DOCUMENT SECTION:
******************************

Keywords: Denture Base Materials; Probase Hot; Conventional Acrylic Resin; Long-Curing Method and Short- Curing Method

Introduction

Since the mid-1940s, the majority of denture bases have been fabricated using polymethyl methacrylate resins. Heat-activated materials are used in the fabrication of nearly all denture bases [1]. It was excellent esthetic properties, low water sorption, low solubility and adequate strength [2]. In recent years many attempts have been made to improve dentures by special methods of processing, Such as light activated resin, microwave activated resin, and vacuum-plus-pressure low-temperature polymerization techniques [3]. Other polymers developed include vinyl acrylic, polystyrene, epoxy, nylon, vinyl styrene, polycarbonate, polysulfideunsaturated polyester, polyurethane, polyvinylacetate- ethelene, hydrophilic polyacrylate, silicones, rubber- reinforced acrylics, and butadiene-reinforced acrylic [2].

******************************

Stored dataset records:

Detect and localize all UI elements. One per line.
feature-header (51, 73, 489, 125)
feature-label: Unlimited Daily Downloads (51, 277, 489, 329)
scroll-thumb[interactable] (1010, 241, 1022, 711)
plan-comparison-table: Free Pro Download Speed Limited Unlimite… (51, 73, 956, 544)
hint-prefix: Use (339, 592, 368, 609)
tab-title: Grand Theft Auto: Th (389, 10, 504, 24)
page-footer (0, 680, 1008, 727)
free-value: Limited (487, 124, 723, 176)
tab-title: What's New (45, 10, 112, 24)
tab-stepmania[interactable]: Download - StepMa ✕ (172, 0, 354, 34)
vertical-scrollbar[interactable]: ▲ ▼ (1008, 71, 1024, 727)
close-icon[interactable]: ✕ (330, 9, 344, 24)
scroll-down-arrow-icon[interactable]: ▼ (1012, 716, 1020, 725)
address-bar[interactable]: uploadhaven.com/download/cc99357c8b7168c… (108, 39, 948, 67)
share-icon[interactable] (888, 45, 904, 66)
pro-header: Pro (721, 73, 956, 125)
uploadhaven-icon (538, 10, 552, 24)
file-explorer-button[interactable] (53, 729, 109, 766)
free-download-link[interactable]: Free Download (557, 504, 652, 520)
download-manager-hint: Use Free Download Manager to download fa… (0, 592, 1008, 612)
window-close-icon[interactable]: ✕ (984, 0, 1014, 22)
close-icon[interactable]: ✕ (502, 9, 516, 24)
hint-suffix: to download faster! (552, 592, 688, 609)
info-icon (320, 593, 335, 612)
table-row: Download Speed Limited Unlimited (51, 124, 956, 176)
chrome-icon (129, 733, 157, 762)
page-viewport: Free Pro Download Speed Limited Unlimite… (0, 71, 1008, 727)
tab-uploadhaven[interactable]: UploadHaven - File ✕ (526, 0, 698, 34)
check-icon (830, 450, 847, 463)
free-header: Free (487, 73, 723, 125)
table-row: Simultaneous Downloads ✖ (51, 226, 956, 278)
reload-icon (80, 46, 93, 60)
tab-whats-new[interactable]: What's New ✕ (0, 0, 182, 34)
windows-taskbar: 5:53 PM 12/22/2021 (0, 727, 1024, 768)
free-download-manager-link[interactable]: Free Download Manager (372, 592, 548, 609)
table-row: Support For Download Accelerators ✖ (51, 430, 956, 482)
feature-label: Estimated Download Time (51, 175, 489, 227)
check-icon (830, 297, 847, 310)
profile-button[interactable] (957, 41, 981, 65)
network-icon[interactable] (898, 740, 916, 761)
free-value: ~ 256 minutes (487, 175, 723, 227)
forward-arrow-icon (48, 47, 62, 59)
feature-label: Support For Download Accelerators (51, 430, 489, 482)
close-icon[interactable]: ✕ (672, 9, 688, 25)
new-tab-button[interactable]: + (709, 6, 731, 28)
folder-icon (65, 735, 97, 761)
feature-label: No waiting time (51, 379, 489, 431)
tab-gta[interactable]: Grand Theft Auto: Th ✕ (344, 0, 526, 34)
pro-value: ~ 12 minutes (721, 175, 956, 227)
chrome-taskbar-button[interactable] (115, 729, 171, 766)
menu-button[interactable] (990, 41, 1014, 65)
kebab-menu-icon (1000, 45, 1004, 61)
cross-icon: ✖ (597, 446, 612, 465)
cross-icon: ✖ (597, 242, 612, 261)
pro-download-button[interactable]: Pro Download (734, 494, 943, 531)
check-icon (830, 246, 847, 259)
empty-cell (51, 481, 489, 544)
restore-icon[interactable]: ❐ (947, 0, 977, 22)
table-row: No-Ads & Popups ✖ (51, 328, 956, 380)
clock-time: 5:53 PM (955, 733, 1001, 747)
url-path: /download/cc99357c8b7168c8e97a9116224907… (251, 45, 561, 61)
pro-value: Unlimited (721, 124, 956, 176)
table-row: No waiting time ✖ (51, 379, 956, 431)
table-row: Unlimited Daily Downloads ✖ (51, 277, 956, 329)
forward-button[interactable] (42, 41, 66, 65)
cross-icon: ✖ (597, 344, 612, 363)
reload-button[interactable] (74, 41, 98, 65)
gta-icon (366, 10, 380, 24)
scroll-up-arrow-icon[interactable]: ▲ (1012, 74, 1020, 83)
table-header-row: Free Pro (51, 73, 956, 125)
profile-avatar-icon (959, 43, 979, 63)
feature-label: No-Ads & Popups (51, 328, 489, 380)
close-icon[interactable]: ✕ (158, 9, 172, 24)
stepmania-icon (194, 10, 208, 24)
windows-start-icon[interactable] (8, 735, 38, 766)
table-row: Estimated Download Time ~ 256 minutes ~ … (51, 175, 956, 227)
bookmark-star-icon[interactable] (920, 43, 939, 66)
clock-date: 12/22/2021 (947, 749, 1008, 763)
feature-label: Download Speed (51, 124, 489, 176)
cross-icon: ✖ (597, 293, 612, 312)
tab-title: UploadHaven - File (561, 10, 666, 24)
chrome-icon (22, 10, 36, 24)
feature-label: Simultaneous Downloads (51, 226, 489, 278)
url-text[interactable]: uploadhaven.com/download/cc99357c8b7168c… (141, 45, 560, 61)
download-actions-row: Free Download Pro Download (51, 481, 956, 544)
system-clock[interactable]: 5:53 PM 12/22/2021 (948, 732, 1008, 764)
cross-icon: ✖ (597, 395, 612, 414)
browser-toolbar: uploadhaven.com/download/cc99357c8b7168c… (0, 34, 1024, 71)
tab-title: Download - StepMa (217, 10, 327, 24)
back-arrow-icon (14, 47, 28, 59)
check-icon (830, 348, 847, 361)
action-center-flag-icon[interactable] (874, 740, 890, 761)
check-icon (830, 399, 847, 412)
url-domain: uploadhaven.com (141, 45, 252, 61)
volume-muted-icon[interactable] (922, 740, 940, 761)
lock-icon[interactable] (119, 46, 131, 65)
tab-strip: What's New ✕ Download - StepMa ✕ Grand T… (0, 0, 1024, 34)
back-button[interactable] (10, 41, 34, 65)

******************************

ACTIVITY: Transcribe the text on denture base materials word for word, from its keywords line through the end of the introduction. These records come from a different source than the text.

ANSWER TO THIS PROBLEM:
Keywords: Denture Base Materials; Probase Hot; Conventional Acrylic Resin; Long-Curing Method and Short- Curing Method

Introduction

Since the mid-1940s, the majority of denture bases have been fabricated using polymethyl methacrylate resins. Heat-activated materials are used in the fabrication of nearly all denture bases [1]. It was excellent esthetic properties, low water sorption, low solubility and adequate strength [2]. In recent years many attempts have been made to improve dentures by special methods of processing, Such as light activated resin, microwave activated resin, and vacuum-plus-pressure low-temperature polymerization techniques [3]. Other polymers developed include vinyl acrylic, polystyrene, epoxy, nylon, vinyl styrene, polycarbonate, polysulfideunsaturated polyester, polyurethane, polyvinylacetate- ethelene, hydrophilic polyacrylate, silicones, rubber- reinforced acrylics, and butadiene-reinforced acrylic [2].